> _JOB_:
Print all of the entries exactly, minus the pictures.

Data extracted from a collection
..........

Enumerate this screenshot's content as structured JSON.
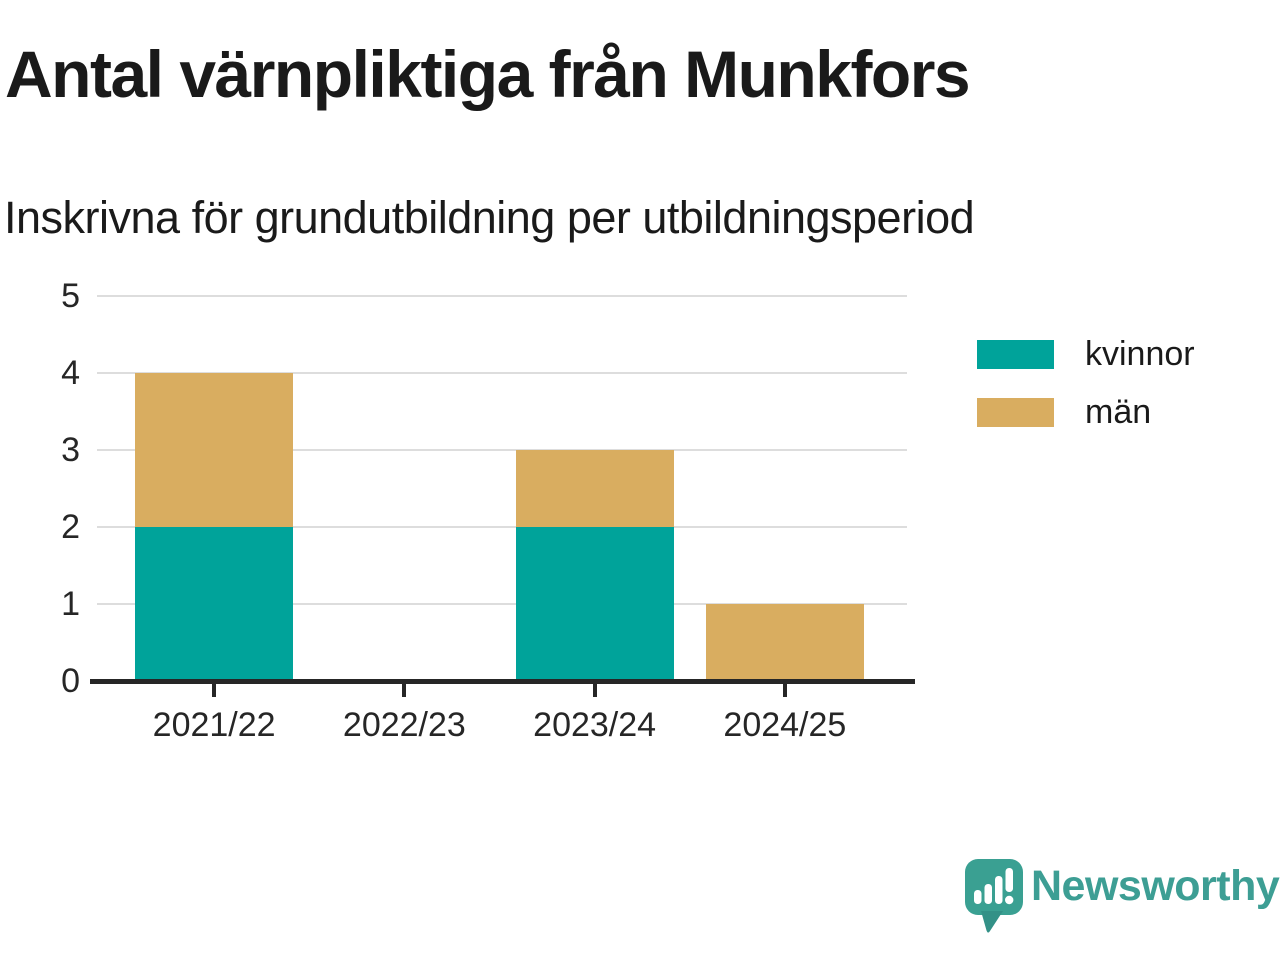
{
  "header": {
    "title": "Antal värnpliktiga från Munkfors",
    "subtitle": "Inskrivna för grundutbildning per utbildningsperiod"
  },
  "chart_data": {
    "type": "bar",
    "stacked": true,
    "title": "Antal värnpliktiga från Munkfors",
    "subtitle": "Inskrivna för grundutbildning per utbildningsperiod",
    "categories": [
      "2021/22",
      "2022/23",
      "2023/24",
      "2024/25"
    ],
    "series": [
      {
        "name": "kvinnor",
        "color": "#00a39a",
        "values": [
          2,
          0,
          2,
          0
        ]
      },
      {
        "name": "män",
        "color": "#d9ad60",
        "values": [
          2,
          0,
          1,
          1
        ]
      }
    ],
    "totals": [
      4,
      0,
      3,
      1
    ],
    "xlabel": "",
    "ylabel": "",
    "ylim": [
      0,
      5
    ],
    "yticks": [
      0,
      1,
      2,
      3,
      4,
      5
    ],
    "grid": true,
    "legend_position": "right"
  },
  "legend": {
    "items": [
      {
        "label": "kvinnor",
        "color": "#00a39a"
      },
      {
        "label": "män",
        "color": "#d9ad60"
      }
    ]
  },
  "footer": {
    "brand": "Newsworthy",
    "brand_color": "#3d9e94",
    "logo_icon": "speech-bubble-bar-chart-exclamation"
  },
  "style_colors": {
    "grid": "#dddddd",
    "axis": "#262626",
    "text": "#1a1a1a"
  }
}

..........

> _REPLY_:
Enumerate this screenshot's content as structured JSON.
{
  "header": {
    "title": "Antal värnpliktiga från Munkfors",
    "subtitle": "Inskrivna för grundutbildning per utbildningsperiod"
  },
  "chart_data": {
    "type": "bar",
    "stacked": true,
    "title": "Antal värnpliktiga från Munkfors",
    "subtitle": "Inskrivna för grundutbildning per utbildningsperiod",
    "categories": [
      "2021/22",
      "2022/23",
      "2023/24",
      "2024/25"
    ],
    "series": [
      {
        "name": "kvinnor",
        "color": "#00a39a",
        "values": [
          2,
          0,
          2,
          0
        ]
      },
      {
        "name": "män",
        "color": "#d9ad60",
        "values": [
          2,
          0,
          1,
          1
        ]
      }
    ],
    "totals": [
      4,
      0,
      3,
      1
    ],
    "xlabel": "",
    "ylabel": "",
    "ylim": [
      0,
      5
    ],
    "yticks": [
      0,
      1,
      2,
      3,
      4,
      5
    ],
    "grid": true,
    "legend_position": "right"
  },
  "legend": {
    "items": [
      {
        "label": "kvinnor",
        "color": "#00a39a"
      },
      {
        "label": "män",
        "color": "#d9ad60"
      }
    ]
  },
  "footer": {
    "brand": "Newsworthy",
    "brand_color": "#3d9e94",
    "logo_icon": "speech-bubble-bar-chart-exclamation"
  },
  "style_colors": {
    "grid": "#dddddd",
    "axis": "#262626",
    "text": "#1a1a1a"
  }
}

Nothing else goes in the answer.